> [Instructions for the task]: Print, exactly and completely, every entry in the data.

[Dataset rows about figures]
--------------------------------
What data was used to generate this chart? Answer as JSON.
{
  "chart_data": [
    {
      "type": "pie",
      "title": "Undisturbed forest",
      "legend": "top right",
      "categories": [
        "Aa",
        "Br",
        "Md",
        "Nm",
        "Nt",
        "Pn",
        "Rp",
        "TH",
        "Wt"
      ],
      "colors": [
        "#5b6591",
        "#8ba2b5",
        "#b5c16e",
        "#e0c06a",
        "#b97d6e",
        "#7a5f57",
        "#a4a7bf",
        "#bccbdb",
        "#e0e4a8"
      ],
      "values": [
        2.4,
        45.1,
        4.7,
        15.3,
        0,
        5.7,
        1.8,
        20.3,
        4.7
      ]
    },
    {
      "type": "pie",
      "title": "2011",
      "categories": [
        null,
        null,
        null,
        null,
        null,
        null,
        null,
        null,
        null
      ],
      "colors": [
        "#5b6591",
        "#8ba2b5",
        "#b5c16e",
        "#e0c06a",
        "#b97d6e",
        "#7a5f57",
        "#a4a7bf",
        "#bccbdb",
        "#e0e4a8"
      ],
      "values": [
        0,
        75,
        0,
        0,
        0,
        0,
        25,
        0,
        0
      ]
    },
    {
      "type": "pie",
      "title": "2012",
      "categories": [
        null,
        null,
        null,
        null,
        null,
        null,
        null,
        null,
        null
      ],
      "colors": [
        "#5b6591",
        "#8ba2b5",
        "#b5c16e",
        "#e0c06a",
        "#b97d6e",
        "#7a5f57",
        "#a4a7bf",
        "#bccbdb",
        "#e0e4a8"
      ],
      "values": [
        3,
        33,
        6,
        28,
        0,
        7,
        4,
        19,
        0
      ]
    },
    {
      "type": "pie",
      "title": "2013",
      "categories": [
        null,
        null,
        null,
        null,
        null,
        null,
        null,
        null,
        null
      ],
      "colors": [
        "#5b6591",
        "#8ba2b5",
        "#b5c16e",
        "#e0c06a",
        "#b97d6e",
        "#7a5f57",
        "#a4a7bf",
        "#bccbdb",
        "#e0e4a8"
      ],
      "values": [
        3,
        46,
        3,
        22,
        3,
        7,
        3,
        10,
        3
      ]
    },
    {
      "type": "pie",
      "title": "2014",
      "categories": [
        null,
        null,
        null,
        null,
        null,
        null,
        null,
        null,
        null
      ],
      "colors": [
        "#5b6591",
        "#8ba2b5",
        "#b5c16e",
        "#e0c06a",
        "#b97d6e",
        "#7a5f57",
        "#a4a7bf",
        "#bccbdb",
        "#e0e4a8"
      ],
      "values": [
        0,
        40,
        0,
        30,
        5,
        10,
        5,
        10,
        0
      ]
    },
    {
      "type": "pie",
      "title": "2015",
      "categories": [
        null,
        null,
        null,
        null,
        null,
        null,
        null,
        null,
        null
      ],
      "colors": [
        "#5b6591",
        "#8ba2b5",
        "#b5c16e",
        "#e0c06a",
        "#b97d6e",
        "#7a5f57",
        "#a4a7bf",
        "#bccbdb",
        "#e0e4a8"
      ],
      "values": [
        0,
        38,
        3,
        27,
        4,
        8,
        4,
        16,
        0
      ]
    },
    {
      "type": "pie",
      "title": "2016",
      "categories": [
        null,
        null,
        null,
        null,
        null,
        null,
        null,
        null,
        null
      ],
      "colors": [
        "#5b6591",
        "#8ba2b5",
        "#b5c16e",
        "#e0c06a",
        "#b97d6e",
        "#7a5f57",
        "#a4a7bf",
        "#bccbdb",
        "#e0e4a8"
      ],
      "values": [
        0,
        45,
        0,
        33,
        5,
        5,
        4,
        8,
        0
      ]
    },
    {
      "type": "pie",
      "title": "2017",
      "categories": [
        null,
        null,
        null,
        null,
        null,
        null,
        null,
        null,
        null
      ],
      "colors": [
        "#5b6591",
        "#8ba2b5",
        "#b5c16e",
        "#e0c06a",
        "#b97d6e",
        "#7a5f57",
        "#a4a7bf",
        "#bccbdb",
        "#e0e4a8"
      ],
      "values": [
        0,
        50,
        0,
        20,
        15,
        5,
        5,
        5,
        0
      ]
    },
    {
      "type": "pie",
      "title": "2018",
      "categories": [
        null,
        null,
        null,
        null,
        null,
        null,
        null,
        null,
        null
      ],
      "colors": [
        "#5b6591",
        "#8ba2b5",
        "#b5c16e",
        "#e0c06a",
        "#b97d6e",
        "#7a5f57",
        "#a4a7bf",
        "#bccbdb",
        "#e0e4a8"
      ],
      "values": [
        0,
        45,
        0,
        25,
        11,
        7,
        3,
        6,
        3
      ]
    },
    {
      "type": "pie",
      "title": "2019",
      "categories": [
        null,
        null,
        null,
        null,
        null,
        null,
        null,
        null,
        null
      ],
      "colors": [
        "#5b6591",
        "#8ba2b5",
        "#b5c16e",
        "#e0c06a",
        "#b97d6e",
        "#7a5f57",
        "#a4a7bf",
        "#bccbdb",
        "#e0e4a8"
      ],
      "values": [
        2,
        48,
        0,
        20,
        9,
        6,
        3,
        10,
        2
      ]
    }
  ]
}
--------------------------------
> [Solution to this problem]:
What data was used to generate this chart? Answer as JSON.
{
  "chart_data": [
    {
      "type": "pie",
      "title": "Undisturbed forest",
      "legend": "top right",
      "categories": [
        "Aa",
        "Br",
        "Md",
        "Nm",
        "Nt",
        "Pn",
        "Rp",
        "TH",
        "Wt"
      ],
      "colors": [
        "#5b6591",
        "#8ba2b5",
        "#b5c16e",
        "#e0c06a",
        "#b97d6e",
        "#7a5f57",
        "#a4a7bf",
        "#bccbdb",
        "#e0e4a8"
      ],
      "values": [
        2.4,
        45.1,
        4.7,
        15.3,
        0,
        5.7,
        1.8,
        20.3,
        4.7
      ]
    },
    {
      "type": "pie",
      "title": "2011",
      "categories": [
        null,
        null,
        null,
        null,
        null,
        null,
        null,
        null,
        null
      ],
      "colors": [
        "#5b6591",
        "#8ba2b5",
        "#b5c16e",
        "#e0c06a",
        "#b97d6e",
        "#7a5f57",
        "#a4a7bf",
        "#bccbdb",
        "#e0e4a8"
      ],
      "values": [
        0,
        75,
        0,
        0,
        0,
        0,
        25,
        0,
        0
      ]
    },
    {
      "type": "pie",
      "title": "2012",
      "categories": [
        null,
        null,
        null,
        null,
        null,
        null,
        null,
        null,
        null
      ],
      "colors": [
        "#5b6591",
        "#8ba2b5",
        "#b5c16e",
        "#e0c06a",
        "#b97d6e",
        "#7a5f57",
        "#a4a7bf",
        "#bccbdb",
        "#e0e4a8"
      ],
      "values": [
        3,
        33,
        6,
        28,
        0,
        7,
        4,
        19,
        0
      ]
    },
    {
      "type": "pie",
      "title": "2013",
      "categories": [
        null,
        null,
        null,
        null,
        null,
        null,
        null,
        null,
        null
      ],
      "colors": [
        "#5b6591",
        "#8ba2b5",
        "#b5c16e",
        "#e0c06a",
        "#b97d6e",
        "#7a5f57",
        "#a4a7bf",
        "#bccbdb",
        "#e0e4a8"
      ],
      "values": [
        3,
        46,
        3,
        22,
        3,
        7,
        3,
        10,
        3
      ]
    },
    {
      "type": "pie",
      "title": "2014",
      "categories": [
        null,
        null,
        null,
        null,
        null,
        null,
        null,
        null,
        null
      ],
      "colors": [
        "#5b6591",
        "#8ba2b5",
        "#b5c16e",
        "#e0c06a",
        "#b97d6e",
        "#7a5f57",
        "#a4a7bf",
        "#bccbdb",
        "#e0e4a8"
      ],
      "values": [
        0,
        40,
        0,
        30,
        5,
        10,
        5,
        10,
        0
      ]
    },
    {
      "type": "pie",
      "title": "2015",
      "categories": [
        null,
        null,
        null,
        null,
        null,
        null,
        null,
        null,
        null
      ],
      "colors": [
        "#5b6591",
        "#8ba2b5",
        "#b5c16e",
        "#e0c06a",
        "#b97d6e",
        "#7a5f57",
        "#a4a7bf",
        "#bccbdb",
        "#e0e4a8"
      ],
      "values": [
        0,
        38,
        3,
        27,
        4,
        8,
        4,
        16,
        0
      ]
    },
    {
      "type": "pie",
      "title": "2016",
      "categories": [
        null,
        null,
        null,
        null,
        null,
        null,
        null,
        null,
        null
      ],
      "colors": [
        "#5b6591",
        "#8ba2b5",
        "#b5c16e",
        "#e0c06a",
        "#b97d6e",
        "#7a5f57",
        "#a4a7bf",
        "#bccbdb",
        "#e0e4a8"
      ],
      "values": [
        0,
        45,
        0,
        33,
        5,
        5,
        4,
        8,
        0
      ]
    },
    {
      "type": "pie",
      "title": "2017",
      "categories": [
        null,
        null,
        null,
        null,
        null,
        null,
        null,
        null,
        null
      ],
      "colors": [
        "#5b6591",
        "#8ba2b5",
        "#b5c16e",
        "#e0c06a",
        "#b97d6e",
        "#7a5f57",
        "#a4a7bf",
        "#bccbdb",
        "#e0e4a8"
      ],
      "values": [
        0,
        50,
        0,
        20,
        15,
        5,
        5,
        5,
        0
      ]
    },
    {
      "type": "pie",
      "title": "2018",
      "categories": [
        null,
        null,
        null,
        null,
        null,
        null,
        null,
        null,
        null
      ],
      "colors": [
        "#5b6591",
        "#8ba2b5",
        "#b5c16e",
        "#e0c06a",
        "#b97d6e",
        "#7a5f57",
        "#a4a7bf",
        "#bccbdb",
        "#e0e4a8"
      ],
      "values": [
        0,
        45,
        0,
        25,
        11,
        7,
        3,
        6,
        3
      ]
    },
    {
      "type": "pie",
      "title": "2019",
      "categories": [
        null,
        null,
        null,
        null,
        null,
        null,
        null,
        null,
        null
      ],
      "colors": [
        "#5b6591",
        "#8ba2b5",
        "#b5c16e",
        "#e0c06a",
        "#b97d6e",
        "#7a5f57",
        "#a4a7bf",
        "#bccbdb",
        "#e0e4a8"
      ],
      "values": [
        2,
        48,
        0,
        20,
        9,
        6,
        3,
        10,
        2
      ]
    }
  ]
}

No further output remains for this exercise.